_AIM OF THE TASK_
Using the listing beneath this task, count the lines with the word "value" and write only the result.

_EXERCISE INPUTS_

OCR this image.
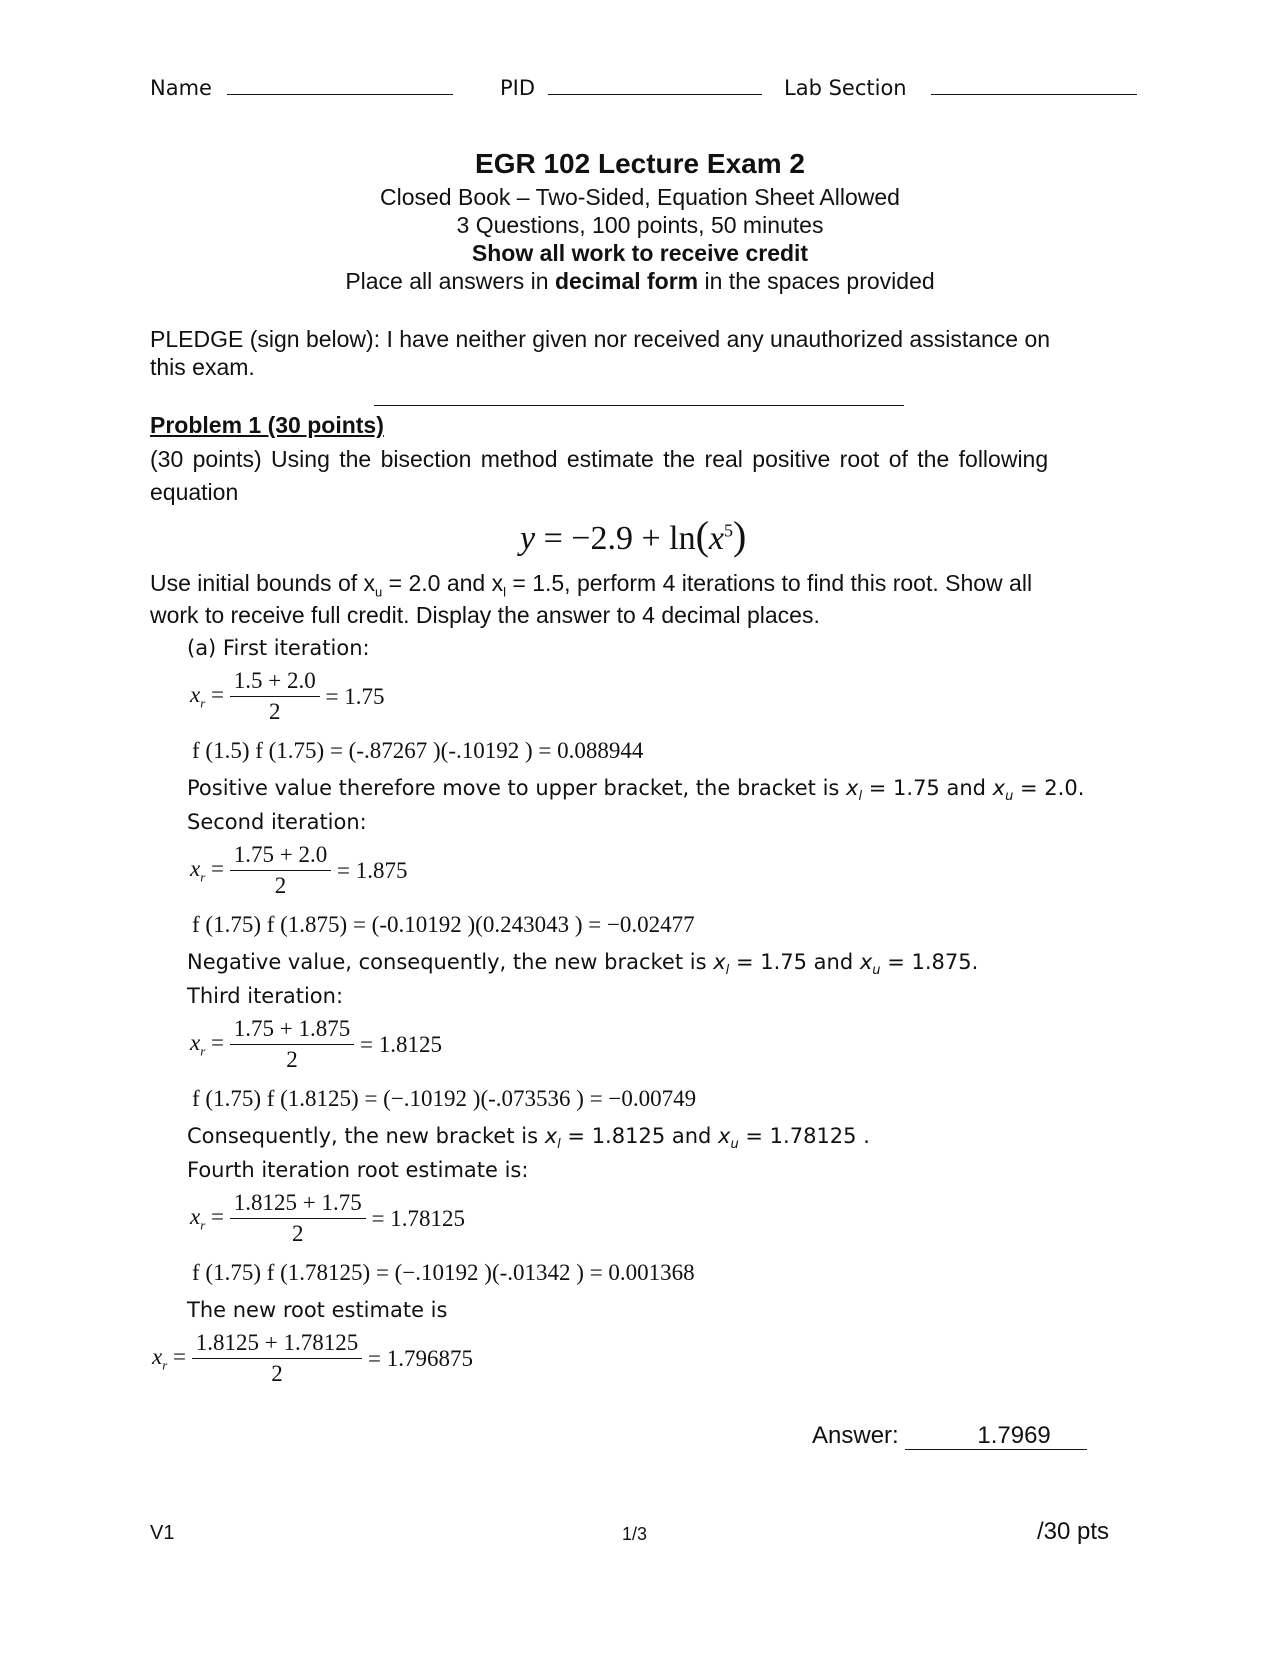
Name	PID	Lab Section
EGR 102 Lecture Exam 2
Closed Book – Two-Sided, Equation Sheet Allowed
3 Questions, 100 points, 50 minutes
Show all work to receive credit
Place all answers in decimal form in the spaces provided
PLEDGE (sign below): I have neither given nor received any unauthorized assistance on
this exam.
Problem 1 (30 points)
(30 points) Using the bisection method estimate the real positive root of the following
equation
$y = -2.9 + \ln(x^5)$
Use initial bounds of $x_u = 2.0$ and $x_l = 1.5$, perform 4 iterations to find this root. Show all
work to receive full credit. Display the answer to 4 decimal places.
(a) First iteration:
$x_r = \frac{1.5 + 2.0}{2} = 1.75$
f (1.5) f (1.75) = (-.87267 )(-.10192 ) = 0.088944
Positive value therefore move to upper bracket, the bracket is $x_l = 1.75$ and $x_u = 2.0$.
Second iteration:
$x_r = \frac{1.75 + 2.0}{2} = 1.875$
f (1.75) f (1.875) = (-0.10192 )(0.243043 ) = −0.02477
Negative value, consequently, the new bracket is $x_l = 1.75$ and $x_u = 1.875$.
Third iteration:
$x_r = \frac{1.75 + 1.875}{2} = 1.8125$
f (1.75) f (1.8125) = (−.10192 )(-.073536 ) = −0.00749
Consequently, the new bracket is $x_l = 1.8125$ and $x_u = 1.78125$ .
Fourth iteration root estimate is:
$x_r = \frac{1.8125 + 1.75}{2} = 1.78125$
f (1.75) f (1.78125) = (−.10192 )(-.01342 ) = 0.001368
The new root estimate is
$x_r = \frac{1.8125 + 1.78125}{2} = 1.796875$
Answer:	1.7969
V1	1/3	/30 pts
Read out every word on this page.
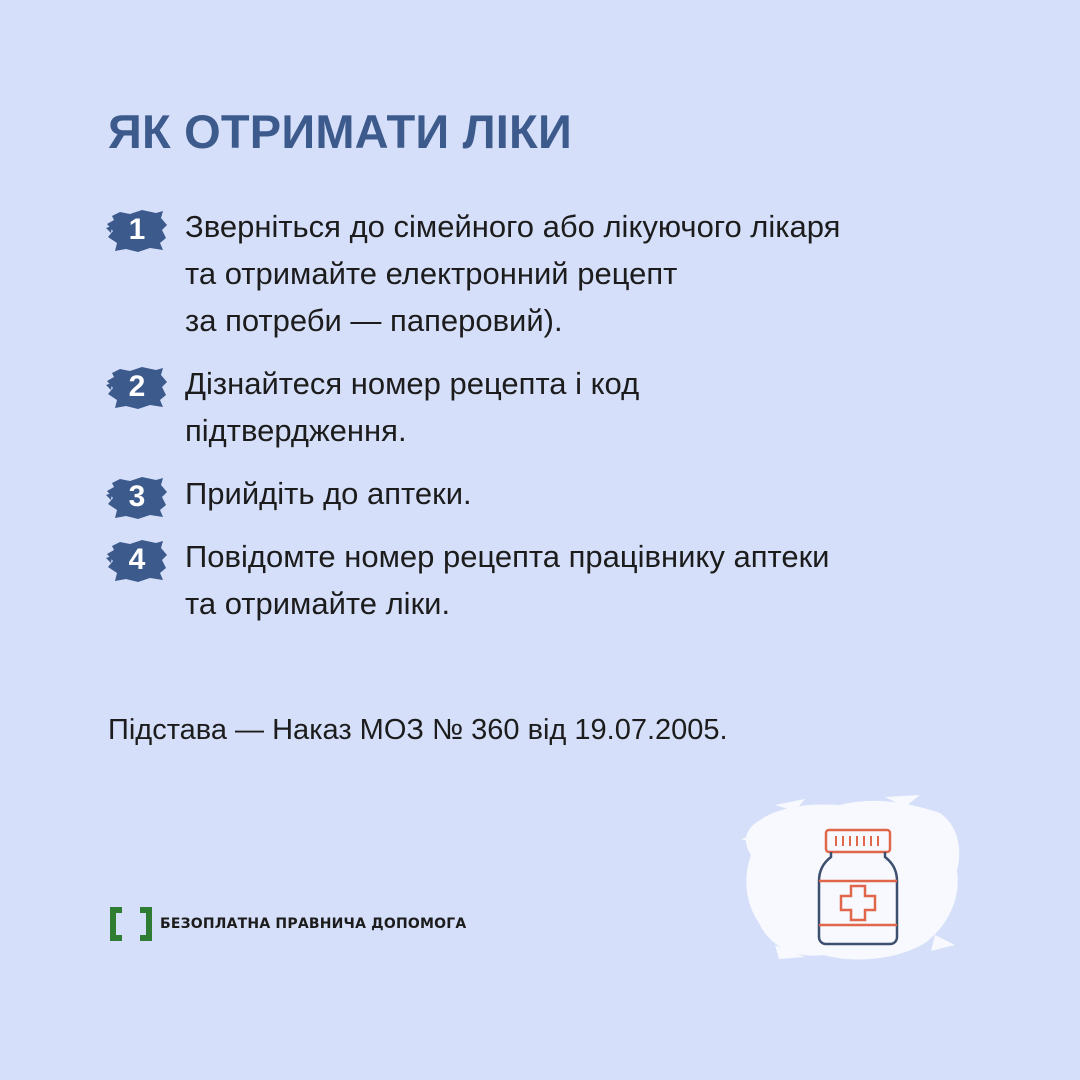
ЯК ОТРИМАТИ ЛІКИ
1	Зверніться до сімейного або лікуючого лікаря
та отримайте електронний рецепт
за потреби — паперовий).

2	Дізнайтеся номер рецепта і код
підтвердження.

3	Прийдіть до аптеки.

4	Повідомте номер рецепта працівнику аптеки
та отримайте ліки.

Підстава — Наказ МОЗ № 360 від 19.07.2005.

БЕЗОПЛАТНА ПРАВНИЧА ДОПОМОГА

_REPLY_
2